Figure content listings
## START
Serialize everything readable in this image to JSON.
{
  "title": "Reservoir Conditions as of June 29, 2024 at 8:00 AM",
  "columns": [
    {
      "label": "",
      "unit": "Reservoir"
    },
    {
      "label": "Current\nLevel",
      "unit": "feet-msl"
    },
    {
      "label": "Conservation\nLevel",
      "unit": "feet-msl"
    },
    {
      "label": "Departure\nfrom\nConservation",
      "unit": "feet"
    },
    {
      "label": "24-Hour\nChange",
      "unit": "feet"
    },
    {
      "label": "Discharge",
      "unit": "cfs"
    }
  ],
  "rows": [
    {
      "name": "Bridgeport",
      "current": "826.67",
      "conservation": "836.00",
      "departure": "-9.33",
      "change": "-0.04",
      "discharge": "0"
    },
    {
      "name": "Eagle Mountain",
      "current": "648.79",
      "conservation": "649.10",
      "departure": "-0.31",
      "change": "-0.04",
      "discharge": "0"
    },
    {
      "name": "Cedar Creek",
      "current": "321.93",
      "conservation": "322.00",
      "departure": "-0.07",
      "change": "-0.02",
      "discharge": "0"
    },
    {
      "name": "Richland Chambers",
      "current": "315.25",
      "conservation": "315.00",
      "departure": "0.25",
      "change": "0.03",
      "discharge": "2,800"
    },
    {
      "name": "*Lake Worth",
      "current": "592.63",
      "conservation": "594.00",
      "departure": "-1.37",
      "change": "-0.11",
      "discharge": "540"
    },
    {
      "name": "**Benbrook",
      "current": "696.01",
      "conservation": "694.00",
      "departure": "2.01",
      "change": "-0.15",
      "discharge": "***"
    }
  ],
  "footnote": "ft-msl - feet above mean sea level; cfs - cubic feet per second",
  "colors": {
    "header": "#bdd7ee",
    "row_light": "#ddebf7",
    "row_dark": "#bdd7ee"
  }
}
## END
Work instructions
Write the entries again, exactly as they stand.

Worked answer
Serialize everything readable in this image to JSON.
{
  "title": "Reservoir Conditions as of June 29, 2024 at 8:00 AM",
  "columns": [
    {
      "label": "",
      "unit": "Reservoir"
    },
    {
      "label": "Current\nLevel",
      "unit": "feet-msl"
    },
    {
      "label": "Conservation\nLevel",
      "unit": "feet-msl"
    },
    {
      "label": "Departure\nfrom\nConservation",
      "unit": "feet"
    },
    {
      "label": "24-Hour\nChange",
      "unit": "feet"
    },
    {
      "label": "Discharge",
      "unit": "cfs"
    }
  ],
  "rows": [
    {
      "name": "Bridgeport",
      "current": "826.67",
      "conservation": "836.00",
      "departure": "-9.33",
      "change": "-0.04",
      "discharge": "0"
    },
    {
      "name": "Eagle Mountain",
      "current": "648.79",
      "conservation": "649.10",
      "departure": "-0.31",
      "change": "-0.04",
      "discharge": "0"
    },
    {
      "name": "Cedar Creek",
      "current": "321.93",
      "conservation": "322.00",
      "departure": "-0.07",
      "change": "-0.02",
      "discharge": "0"
    },
    {
      "name": "Richland Chambers",
      "current": "315.25",
      "conservation": "315.00",
      "departure": "0.25",
      "change": "0.03",
      "discharge": "2,800"
    },
    {
      "name": "*Lake Worth",
      "current": "592.63",
      "conservation": "594.00",
      "departure": "-1.37",
      "change": "-0.11",
      "discharge": "540"
    },
    {
      "name": "**Benbrook",
      "current": "696.01",
      "conservation": "694.00",
      "departure": "2.01",
      "change": "-0.15",
      "discharge": "***"
    }
  ],
  "footnote": "ft-msl - feet above mean sea level; cfs - cubic feet per second",
  "colors": {
    "header": "#bdd7ee",
    "row_light": "#ddebf7",
    "row_dark": "#bdd7ee"
  }
}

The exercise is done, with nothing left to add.